▶ [Excerpt from a dataset]
- - - -
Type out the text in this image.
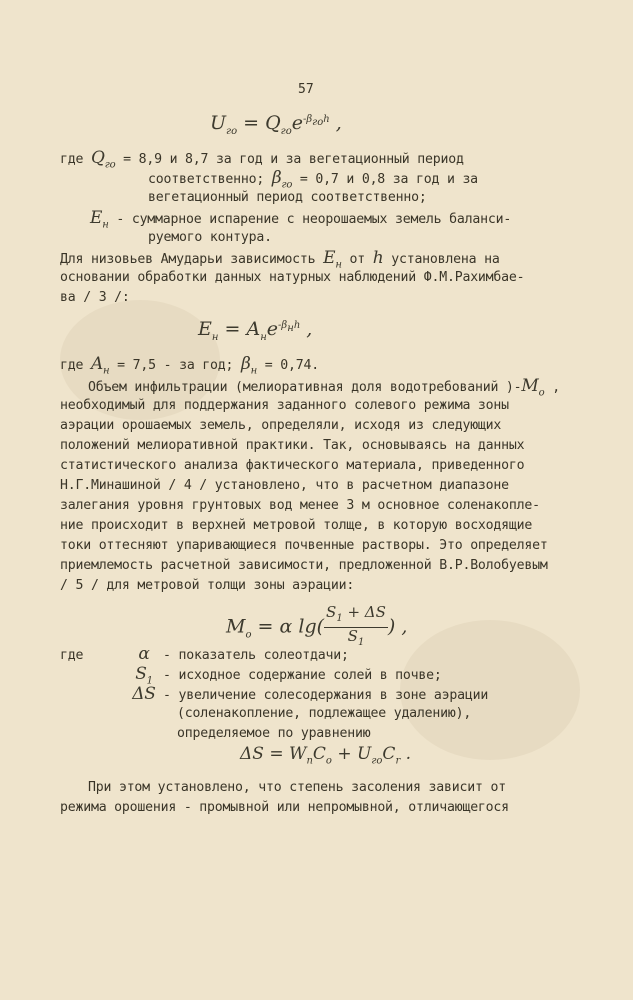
57
$U_{го} = Q_{го}e^{-\beta_{го}h}$ ,
где $Q_{го} = 8,9$ и 8,7 за год и за вегетационный период
соответственно; $\beta_{го} = 0,7$ и 0,8 за год и за
вегетационный период соответственно;
$E_н$ - суммарное испарение с неорошаемых земель баланси-
руемого контура.
Для низовьев Амударьи зависимость $E_н$ от h установлена на
основании обработки данных натурных наблюдений Ф.М.Рахимбае-
ва / 3 /:
$E_н = A_нe^{-\beta_нh}$ ,
где $A_н = 7,5$ - за год; $\beta_н = 0,74$.
Объем инфильтрации (мелиоративная доля водотребований )$-M_o$ ,
необходимый для поддержания заданного солевого режима зоны
аэрации орошаемых земель, определяли, исходя из следующих
положений мелиоративной практики. Так, основываясь на данных
статистического анализа фактического материала, приведенного
Н.Г.Минашиной / 4 / установлено, что в расчетном диапазоне
залегания уровня грунтовых вод менее 3 м основное соленакопле-
ние происходит в верхней метровой толще, в которую восходящие
токи оттесняют упаривающиеся почвенные растворы. Это определяет
приемлемость расчетной зависимости, предложенной В.Р.Волобуевым
/ 5 / для метровой толщи зоны аэрации:
$M_o = \alpha$ $\lg( \frac{S_1 + \Delta S}{S_1}$ ) ,
где	α - показатель солеотдачи;
$S_1$ - исходное содержание солей в почве;
ΔS - увеличение солесодержания в зоне аэрации
(соленакопление, подлежащее удалению),
определяемое по уравнению
$\Delta S = W_nC_o + U_{го}C_r$ .
При этом установлено, что степень засоления зависит от
режима орошения - промывной или непромывной, отличающегося
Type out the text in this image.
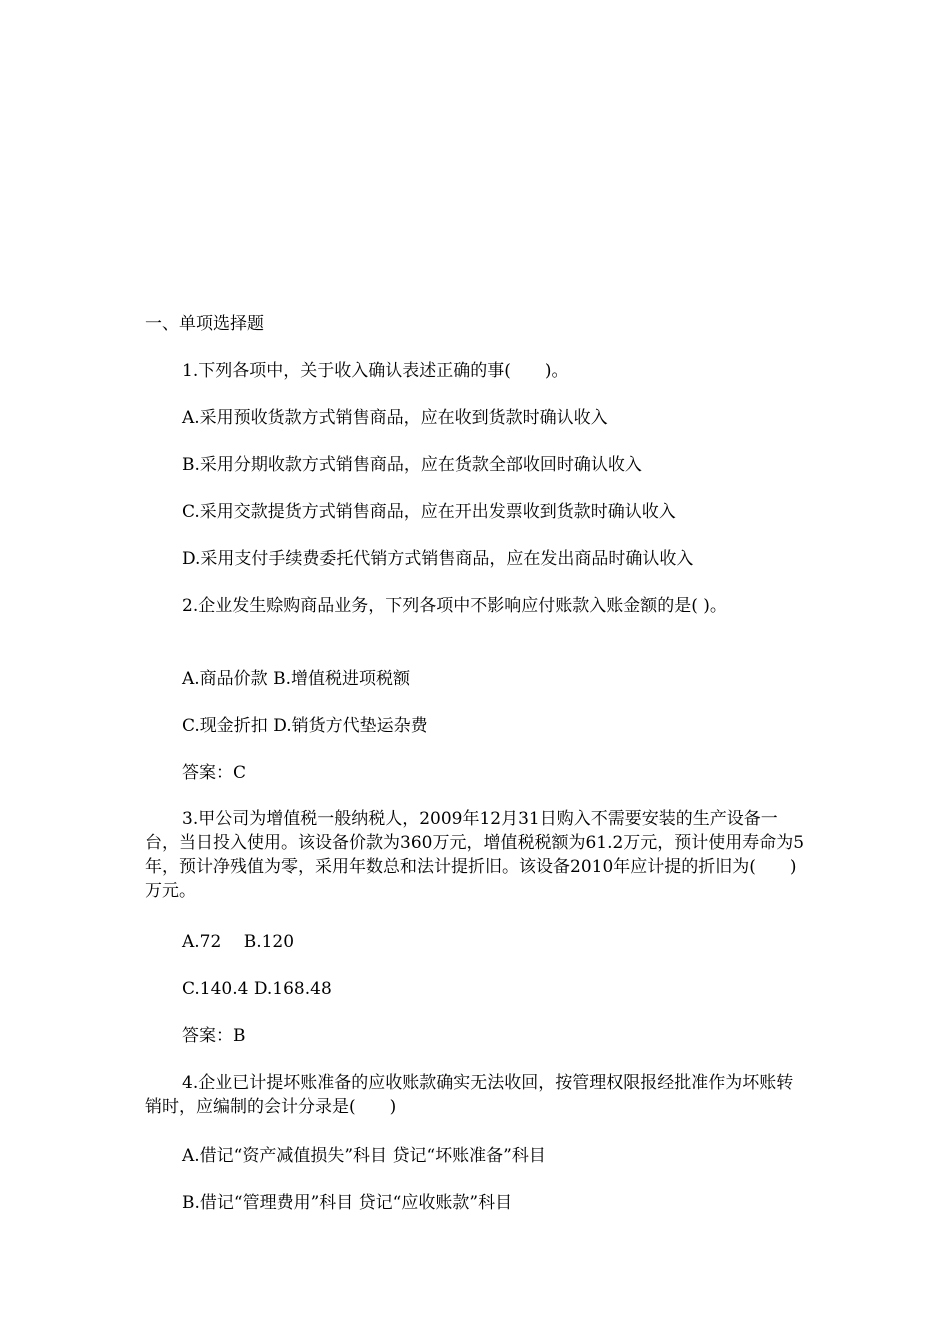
一、单项选择题
1.下列各项中，关于收入确认表述正确的事(　　)。
A.采用预收货款方式销售商品，应在收到货款时确认收入
B.采用分期收款方式销售商品，应在货款全部收回时确认收入
C.采用交款提货方式销售商品，应在开出发票收到货款时确认收入
D.采用支付手续费委托代销方式销售商品，应在发出商品时确认收入
2.企业发生赊购商品业务，下列各项中不影响应付账款入账金额的是( )。
A.商品价款 B.增值税进项税额
C.现金折扣 D.销货方代垫运杂费
答案：C
3.甲公司为增值税一般纳税人，2009年12月31日购入不需要安装的生产设备一台，当日投入使用。该设备价款为360万元，增值税税额为61.2万元，预计使用寿命为5年，预计净残值为零，采用年数总和法计提折旧。该设备2010年应计提的折旧为(　　)万元。
A.72　 B.120
C.140.4 D.168.48
答案：B
4.企业已计提坏账准备的应收账款确实无法收回，按管理权限报经批准作为坏账转销时，应编制的会计分录是(　　)
A.借记“资产减值损失”科目 贷记“坏账准备”科目
B.借记“管理费用”科目 贷记“应收账款”科目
- - - -
From the data above, copy out every line with the string "период" in it.

▶ [Written response]
где $Q_{го} = 8,9$ и 8,7 за год и за вегетационный период
вегетационный период соответственно;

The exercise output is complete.